**GIVEN DATA:**

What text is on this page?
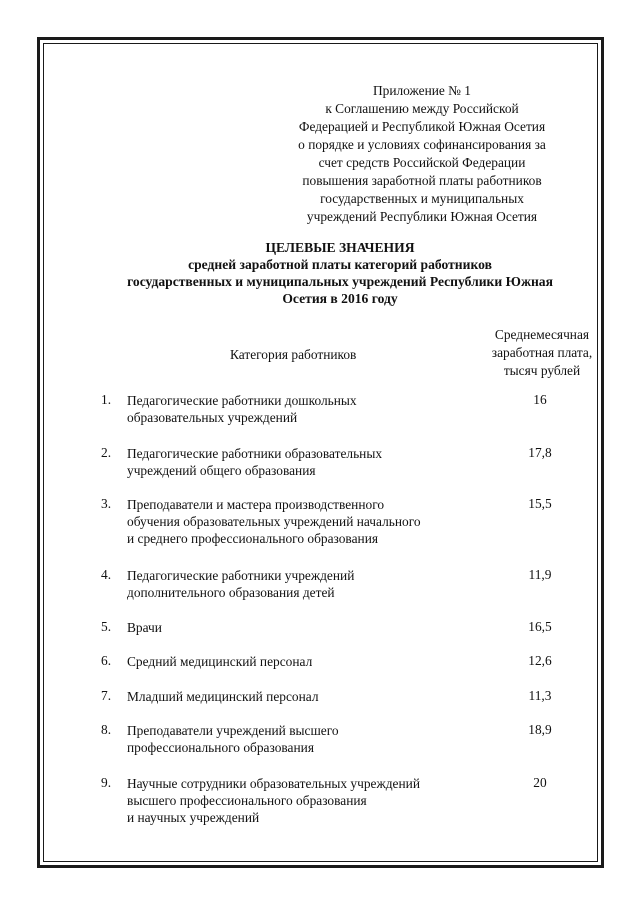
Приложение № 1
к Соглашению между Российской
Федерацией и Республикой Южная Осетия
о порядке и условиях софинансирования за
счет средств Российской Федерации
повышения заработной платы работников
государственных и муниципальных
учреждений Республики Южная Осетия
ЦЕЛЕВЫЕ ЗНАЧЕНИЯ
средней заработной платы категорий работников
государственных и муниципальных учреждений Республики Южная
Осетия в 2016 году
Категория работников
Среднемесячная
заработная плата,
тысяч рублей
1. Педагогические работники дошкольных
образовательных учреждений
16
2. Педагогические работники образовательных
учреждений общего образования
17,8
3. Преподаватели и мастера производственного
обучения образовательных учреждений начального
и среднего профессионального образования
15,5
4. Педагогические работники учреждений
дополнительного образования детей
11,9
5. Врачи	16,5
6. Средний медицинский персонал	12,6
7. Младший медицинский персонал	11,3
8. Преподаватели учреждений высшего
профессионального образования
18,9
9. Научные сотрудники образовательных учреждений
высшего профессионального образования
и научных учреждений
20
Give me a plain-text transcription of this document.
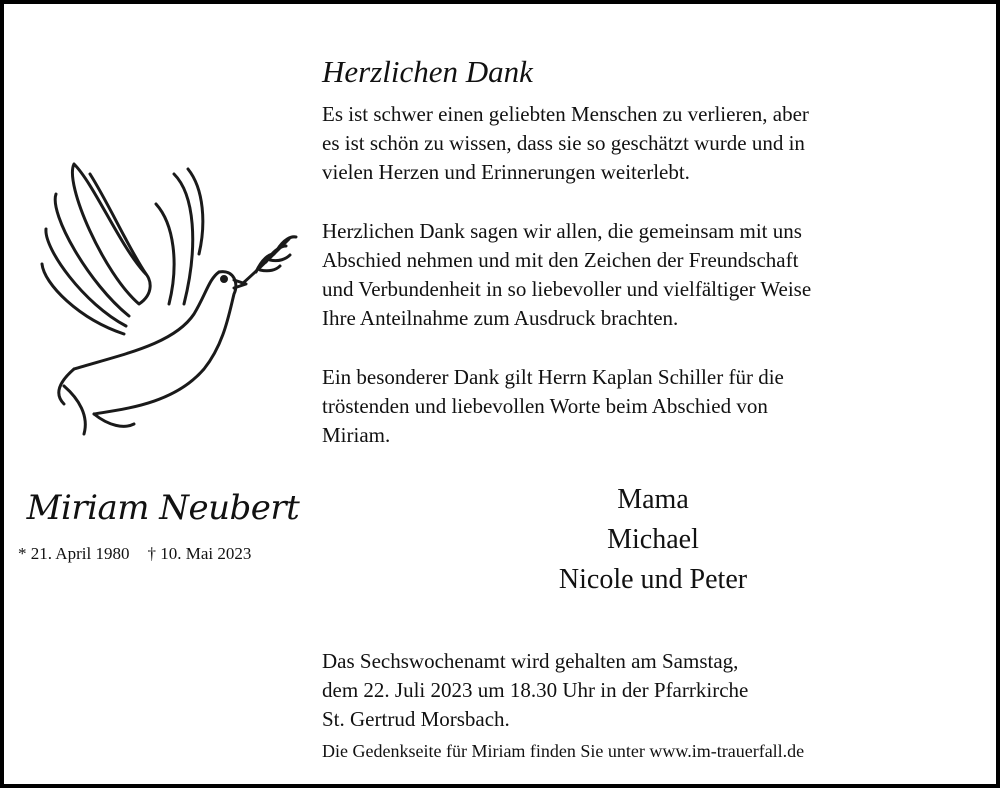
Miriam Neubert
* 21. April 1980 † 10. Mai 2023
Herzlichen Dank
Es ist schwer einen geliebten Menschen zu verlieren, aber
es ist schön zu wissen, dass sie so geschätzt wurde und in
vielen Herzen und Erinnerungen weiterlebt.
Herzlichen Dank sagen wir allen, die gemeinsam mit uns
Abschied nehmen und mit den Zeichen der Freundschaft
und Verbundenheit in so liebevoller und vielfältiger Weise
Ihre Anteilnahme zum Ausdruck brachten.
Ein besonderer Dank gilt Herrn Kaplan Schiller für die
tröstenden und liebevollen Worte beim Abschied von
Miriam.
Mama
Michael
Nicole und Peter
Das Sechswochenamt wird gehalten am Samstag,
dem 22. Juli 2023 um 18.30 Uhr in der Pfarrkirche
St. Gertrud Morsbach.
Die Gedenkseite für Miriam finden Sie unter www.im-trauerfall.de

**WHAT YOU HAVE TO DO:**
Select the lines from the entries that include the word "медицинский".

**TASK RESPONSE:**
6. Средний медицинский персонал	12,6
7. Младший медицинский персонал	11,3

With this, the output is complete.